* **Exercise directions**
Answer these questions using the album article below.
(a) On what date did Beyond the Black sign with Nuclear Blast?
(b) Which single was released on 6 October 2022?
(c) Which album follows Beyond the Black in the band's chronology?

* **Document excerpt**
______

Studio album by Beyond the Black
- Released: 13 January 2023
- Genre: Symphonic metal
- Length: 42:00
- Label: Nuclear Blast
- Producer: Marc Schettler; Sascha Paeth; Niklas Budinsky; Mark Nissen; Hardy Krech;

Beyond the Black chronology
| Hørizøns (2020) | Beyond the Black (2023) | Break the Silence (2026) |

Singles from Beyond the Black
- "Reincarnation" Released: 17 June 2022; "Winter Is Coming" Released: 6 October 2022; "Dancing in the Dark" Released: 2 December 2022;

= Beyond the Black (album) =

Beyond the Black is the fifth studio album by the German symphonic metal band Beyond the Black. It was released on 13 January 2023 through Nuclear Blast.

== Background and promotion ==
On 17 August 2021, Beyond the Black signed with the label Nuclear Blast. On 17 June 2022, the band released the album's first single "Reincarnation". On 6 October, the band released the second single "Winter Is Coming" while also announcing their fifth studio album would be self-titled. On 2 December, Beyond the Black released the third single for "Dancing in the Dark".

______

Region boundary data

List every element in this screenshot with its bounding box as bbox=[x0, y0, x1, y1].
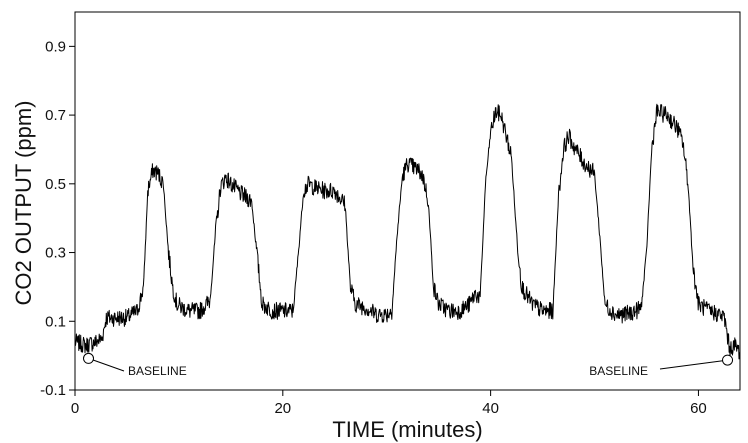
x-axis-title: TIME (minutes) bbox=[332, 417, 482, 442]
y-tick-label: 0.7 bbox=[45, 107, 66, 124]
y-tick-label: 0.3 bbox=[45, 245, 66, 262]
x-axis: 0 20 40 60 bbox=[71, 390, 707, 417]
x-tick-label: 40 bbox=[482, 400, 499, 417]
y-tick-label: -0.1 bbox=[40, 382, 66, 399]
annotation-leader bbox=[659, 359, 728, 370]
baseline-marker bbox=[83, 352, 95, 364]
baseline-label: BASELINE bbox=[589, 364, 648, 378]
y-tick-label: 0.5 bbox=[45, 176, 66, 193]
baseline-label: BASELINE bbox=[128, 364, 187, 378]
annotation-leader bbox=[88, 357, 125, 372]
y-tick-label: 0.1 bbox=[45, 313, 66, 330]
x-tick-label: 20 bbox=[274, 400, 291, 417]
baseline-marker bbox=[722, 354, 734, 366]
x-tick-label: 60 bbox=[690, 400, 707, 417]
annotations: BASELINE BASELINE bbox=[83, 352, 734, 378]
x-tick-label: 0 bbox=[71, 400, 79, 417]
series-line bbox=[74, 103, 741, 360]
plot-frame bbox=[74, 11, 741, 391]
y-axis: -0.1 0.1 0.3 0.5 0.7 0.9 bbox=[40, 38, 75, 399]
series-layer bbox=[74, 103, 741, 360]
y-axis-title: CO2 OUTPUT (ppm) bbox=[11, 101, 36, 306]
y-tick-label: 0.9 bbox=[45, 38, 66, 55]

______

* **Response for this exercise**
(a) 17 August 2021
(b) "Winter Is Coming"
(c) Break the Silence (2026)